Figure collection entries:
▼
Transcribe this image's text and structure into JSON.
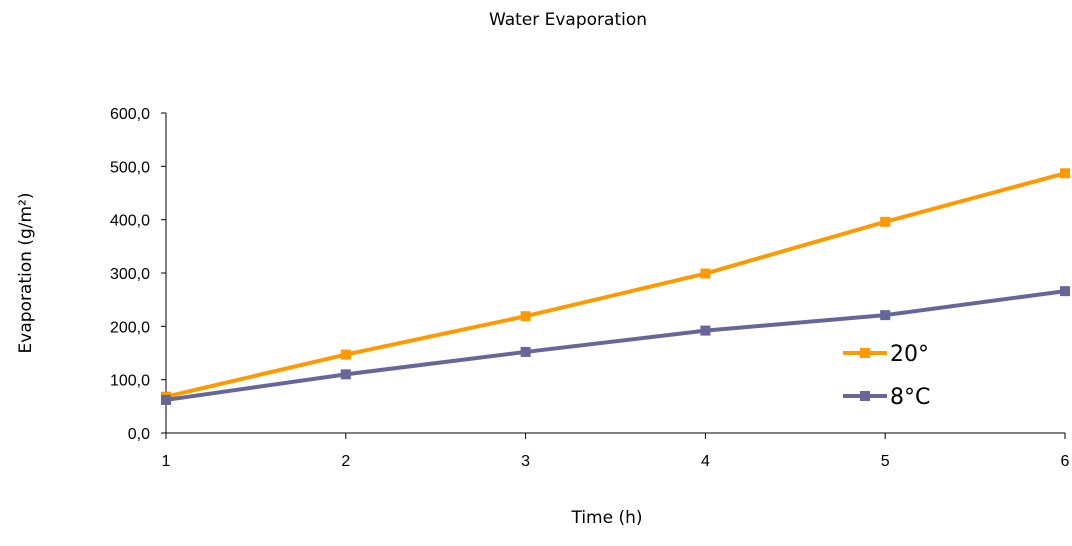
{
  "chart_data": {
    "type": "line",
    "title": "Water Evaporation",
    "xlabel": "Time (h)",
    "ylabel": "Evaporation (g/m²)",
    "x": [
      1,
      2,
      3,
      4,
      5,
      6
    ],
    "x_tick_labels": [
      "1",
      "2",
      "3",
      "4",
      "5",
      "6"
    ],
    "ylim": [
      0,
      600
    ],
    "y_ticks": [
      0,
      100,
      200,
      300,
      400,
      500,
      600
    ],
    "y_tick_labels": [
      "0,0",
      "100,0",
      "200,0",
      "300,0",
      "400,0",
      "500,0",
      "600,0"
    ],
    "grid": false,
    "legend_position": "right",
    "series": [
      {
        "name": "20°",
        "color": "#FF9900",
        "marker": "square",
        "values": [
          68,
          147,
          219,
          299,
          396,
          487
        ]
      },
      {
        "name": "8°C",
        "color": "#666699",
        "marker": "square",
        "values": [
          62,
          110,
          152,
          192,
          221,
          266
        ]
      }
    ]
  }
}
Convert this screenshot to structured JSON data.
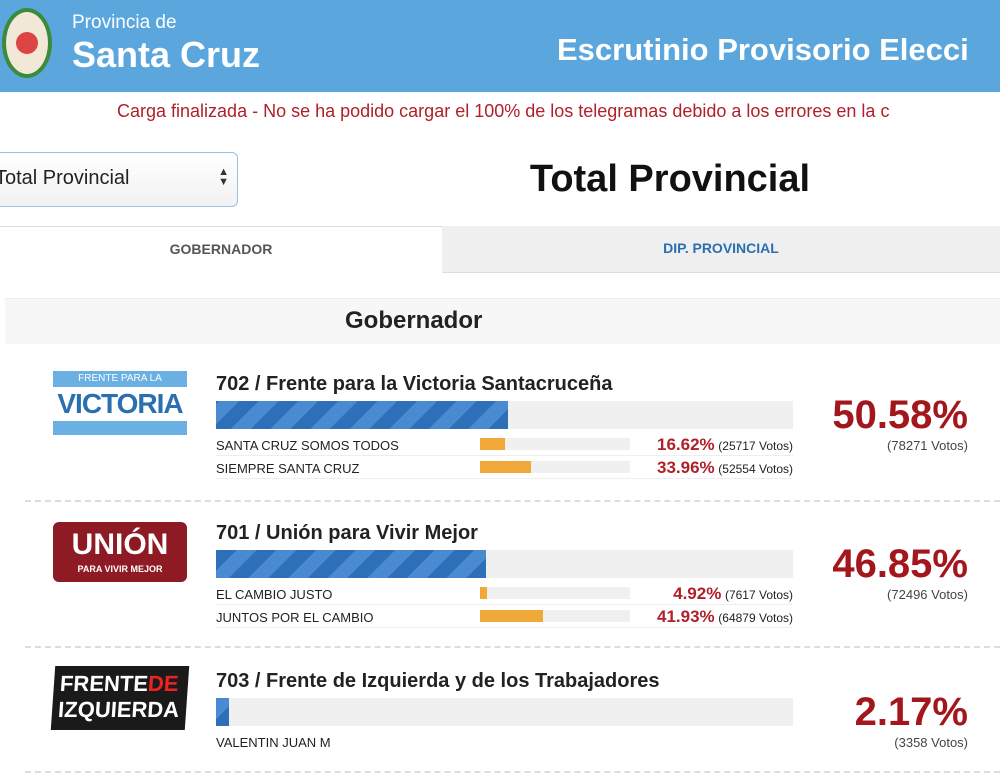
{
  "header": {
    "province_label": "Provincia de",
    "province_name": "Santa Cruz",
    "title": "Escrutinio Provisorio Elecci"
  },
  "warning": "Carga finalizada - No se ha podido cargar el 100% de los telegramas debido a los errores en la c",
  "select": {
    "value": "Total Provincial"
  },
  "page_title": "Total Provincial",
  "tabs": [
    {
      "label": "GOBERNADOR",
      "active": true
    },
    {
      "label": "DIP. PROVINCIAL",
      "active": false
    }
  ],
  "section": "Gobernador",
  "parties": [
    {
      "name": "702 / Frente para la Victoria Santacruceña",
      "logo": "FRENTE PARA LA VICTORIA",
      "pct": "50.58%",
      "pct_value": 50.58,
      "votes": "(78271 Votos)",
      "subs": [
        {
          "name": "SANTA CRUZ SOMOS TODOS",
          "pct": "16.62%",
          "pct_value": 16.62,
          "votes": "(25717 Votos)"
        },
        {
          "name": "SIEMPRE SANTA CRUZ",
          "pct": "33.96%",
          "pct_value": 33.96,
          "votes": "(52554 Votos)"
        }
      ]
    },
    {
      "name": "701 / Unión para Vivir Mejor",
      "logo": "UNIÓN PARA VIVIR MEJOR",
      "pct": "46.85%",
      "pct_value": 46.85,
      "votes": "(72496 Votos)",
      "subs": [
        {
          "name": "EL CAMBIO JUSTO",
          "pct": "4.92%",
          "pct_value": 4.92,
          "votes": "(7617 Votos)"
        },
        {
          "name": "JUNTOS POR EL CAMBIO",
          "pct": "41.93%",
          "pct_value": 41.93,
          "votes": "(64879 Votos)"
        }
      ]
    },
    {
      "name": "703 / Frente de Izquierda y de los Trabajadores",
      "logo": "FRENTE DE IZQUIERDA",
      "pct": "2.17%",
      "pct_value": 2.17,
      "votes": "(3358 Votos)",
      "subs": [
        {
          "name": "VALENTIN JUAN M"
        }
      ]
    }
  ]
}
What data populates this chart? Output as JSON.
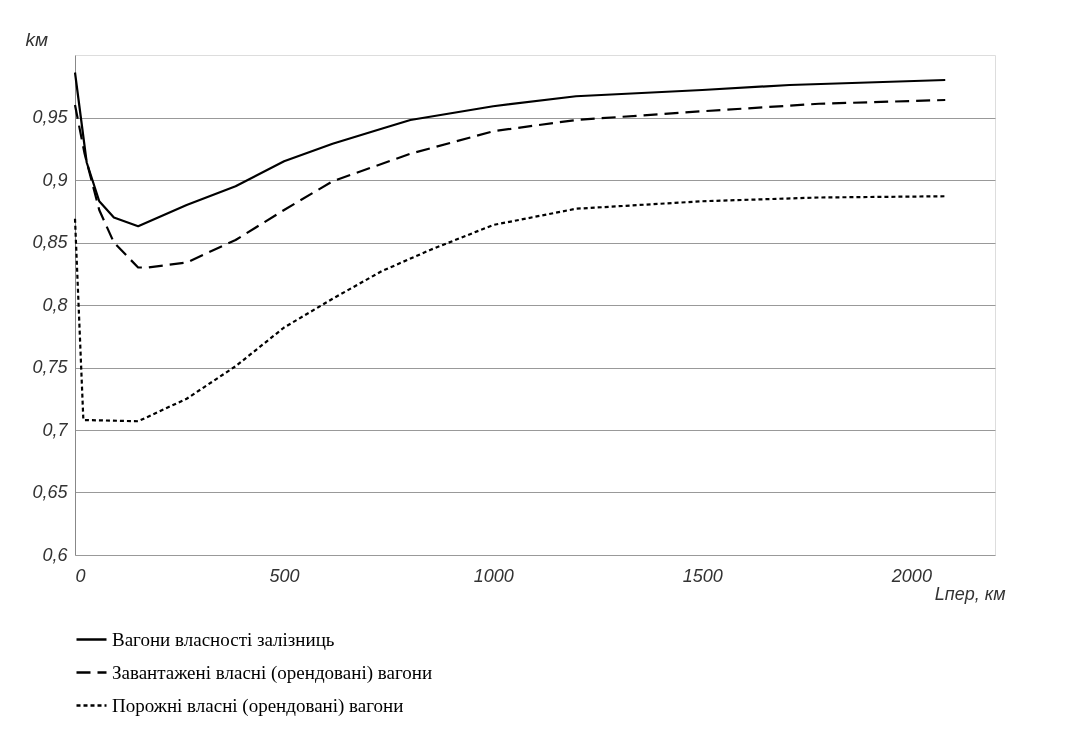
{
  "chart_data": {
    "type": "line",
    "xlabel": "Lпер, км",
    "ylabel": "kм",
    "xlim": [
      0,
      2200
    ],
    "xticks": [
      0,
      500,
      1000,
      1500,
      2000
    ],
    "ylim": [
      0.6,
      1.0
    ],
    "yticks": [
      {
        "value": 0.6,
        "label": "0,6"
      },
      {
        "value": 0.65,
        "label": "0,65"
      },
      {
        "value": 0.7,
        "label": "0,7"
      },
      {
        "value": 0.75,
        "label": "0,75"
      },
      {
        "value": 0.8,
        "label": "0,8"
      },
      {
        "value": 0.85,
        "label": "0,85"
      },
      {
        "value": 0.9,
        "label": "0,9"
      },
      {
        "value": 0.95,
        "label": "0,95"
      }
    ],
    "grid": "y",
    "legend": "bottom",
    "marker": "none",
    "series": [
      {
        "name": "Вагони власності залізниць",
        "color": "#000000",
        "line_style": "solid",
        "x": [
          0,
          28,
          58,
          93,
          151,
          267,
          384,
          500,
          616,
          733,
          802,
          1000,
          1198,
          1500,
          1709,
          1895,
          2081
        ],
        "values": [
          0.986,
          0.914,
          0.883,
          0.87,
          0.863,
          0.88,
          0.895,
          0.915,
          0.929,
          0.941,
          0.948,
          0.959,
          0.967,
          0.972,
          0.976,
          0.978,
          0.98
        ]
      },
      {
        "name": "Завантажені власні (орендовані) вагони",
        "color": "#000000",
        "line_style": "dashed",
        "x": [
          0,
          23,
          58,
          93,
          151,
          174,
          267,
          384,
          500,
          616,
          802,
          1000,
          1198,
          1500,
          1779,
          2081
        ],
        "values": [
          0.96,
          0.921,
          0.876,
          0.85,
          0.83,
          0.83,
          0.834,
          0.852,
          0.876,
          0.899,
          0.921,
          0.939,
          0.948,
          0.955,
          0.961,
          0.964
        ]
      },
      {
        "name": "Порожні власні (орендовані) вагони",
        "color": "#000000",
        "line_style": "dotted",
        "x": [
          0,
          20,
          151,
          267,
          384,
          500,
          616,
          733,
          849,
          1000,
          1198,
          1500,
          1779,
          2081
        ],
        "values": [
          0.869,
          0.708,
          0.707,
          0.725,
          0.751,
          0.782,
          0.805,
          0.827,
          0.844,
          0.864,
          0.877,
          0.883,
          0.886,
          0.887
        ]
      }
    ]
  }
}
▲
The task - Quote the entries above word for word. Leave the images out.

Result -
Transcribe this image's text and structure into JSON.
{
  "chart_data": {
    "type": "line",
    "title": "Water Evaporation",
    "xlabel": "Time (h)",
    "ylabel": "Evaporation (g/m²)",
    "x": [
      1,
      2,
      3,
      4,
      5,
      6
    ],
    "x_tick_labels": [
      "1",
      "2",
      "3",
      "4",
      "5",
      "6"
    ],
    "ylim": [
      0,
      600
    ],
    "y_ticks": [
      0,
      100,
      200,
      300,
      400,
      500,
      600
    ],
    "y_tick_labels": [
      "0,0",
      "100,0",
      "200,0",
      "300,0",
      "400,0",
      "500,0",
      "600,0"
    ],
    "grid": false,
    "legend_position": "right",
    "series": [
      {
        "name": "20°",
        "color": "#FF9900",
        "marker": "square",
        "values": [
          68,
          147,
          219,
          299,
          396,
          487
        ]
      },
      {
        "name": "8°C",
        "color": "#666699",
        "marker": "square",
        "values": [
          62,
          110,
          152,
          192,
          221,
          266
        ]
      }
    ]
  }
}
Convert this screenshot to structured JSON data.
{
  "header": {
    "province_label": "Provincia de",
    "province_name": "Santa Cruz",
    "title": "Escrutinio Provisorio Elecci"
  },
  "warning": "Carga finalizada - No se ha podido cargar el 100% de los telegramas debido a los errores en la c",
  "select": {
    "value": "Total Provincial"
  },
  "page_title": "Total Provincial",
  "tabs": [
    {
      "label": "GOBERNADOR",
      "active": true
    },
    {
      "label": "DIP. PROVINCIAL",
      "active": false
    }
  ],
  "section": "Gobernador",
  "parties": [
    {
      "name": "702 / Frente para la Victoria Santacruceña",
      "logo": "FRENTE PARA LA VICTORIA",
      "pct": "50.58%",
      "pct_value": 50.58,
      "votes": "(78271 Votos)",
      "subs": [
        {
          "name": "SANTA CRUZ SOMOS TODOS",
          "pct": "16.62%",
          "pct_value": 16.62,
          "votes": "(25717 Votos)"
        },
        {
          "name": "SIEMPRE SANTA CRUZ",
          "pct": "33.96%",
          "pct_value": 33.96,
          "votes": "(52554 Votos)"
        }
      ]
    },
    {
      "name": "701 / Unión para Vivir Mejor",
      "logo": "UNIÓN PARA VIVIR MEJOR",
      "pct": "46.85%",
      "pct_value": 46.85,
      "votes": "(72496 Votos)",
      "subs": [
        {
          "name": "EL CAMBIO JUSTO",
          "pct": "4.92%",
          "pct_value": 4.92,
          "votes": "(7617 Votos)"
        },
        {
          "name": "JUNTOS POR EL CAMBIO",
          "pct": "41.93%",
          "pct_value": 41.93,
          "votes": "(64879 Votos)"
        }
      ]
    },
    {
      "name": "703 / Frente de Izquierda y de los Trabajadores",
      "logo": "FRENTE DE IZQUIERDA",
      "pct": "2.17%",
      "pct_value": 2.17,
      "votes": "(3358 Votos)",
      "subs": [
        {
          "name": "VALENTIN JUAN M"
        }
      ]
    }
  ]
}
What data populates this chart? Output as JSON.
{
  "chart_data": {
    "type": "line",
    "xlabel": "Lпер, км",
    "ylabel": "kм",
    "xlim": [
      0,
      2200
    ],
    "xticks": [
      0,
      500,
      1000,
      1500,
      2000
    ],
    "ylim": [
      0.6,
      1.0
    ],
    "yticks": [
      {
        "value": 0.6,
        "label": "0,6"
      },
      {
        "value": 0.65,
        "label": "0,65"
      },
      {
        "value": 0.7,
        "label": "0,7"
      },
      {
        "value": 0.75,
        "label": "0,75"
      },
      {
        "value": 0.8,
        "label": "0,8"
      },
      {
        "value": 0.85,
        "label": "0,85"
      },
      {
        "value": 0.9,
        "label": "0,9"
      },
      {
        "value": 0.95,
        "label": "0,95"
      }
    ],
    "grid": "y",
    "legend": "bottom",
    "marker": "none",
    "series": [
      {
        "name": "Вагони власності залізниць",
        "color": "#000000",
        "line_style": "solid",
        "x": [
          0,
          28,
          58,
          93,
          151,
          267,
          384,
          500,
          616,
          733,
          802,
          1000,
          1198,
          1500,
          1709,
          1895,
          2081
        ],
        "values": [
          0.986,
          0.914,
          0.883,
          0.87,
          0.863,
          0.88,
          0.895,
          0.915,
          0.929,
          0.941,
          0.948,
          0.959,
          0.967,
          0.972,
          0.976,
          0.978,
          0.98
        ]
      },
      {
        "name": "Завантажені власні (орендовані) вагони",
        "color": "#000000",
        "line_style": "dashed",
        "x": [
          0,
          23,
          58,
          93,
          151,
          174,
          267,
          384,
          500,
          616,
          802,
          1000,
          1198,
          1500,
          1779,
          2081
        ],
        "values": [
          0.96,
          0.921,
          0.876,
          0.85,
          0.83,
          0.83,
          0.834,
          0.852,
          0.876,
          0.899,
          0.921,
          0.939,
          0.948,
          0.955,
          0.961,
          0.964
        ]
      },
      {
        "name": "Порожні власні (орендовані) вагони",
        "color": "#000000",
        "line_style": "dotted",
        "x": [
          0,
          20,
          151,
          267,
          384,
          500,
          616,
          733,
          849,
          1000,
          1198,
          1500,
          1779,
          2081
        ],
        "values": [
          0.869,
          0.708,
          0.707,
          0.725,
          0.751,
          0.782,
          0.805,
          0.827,
          0.844,
          0.864,
          0.877,
          0.883,
          0.886,
          0.887
        ]
      }
    ]
  }
}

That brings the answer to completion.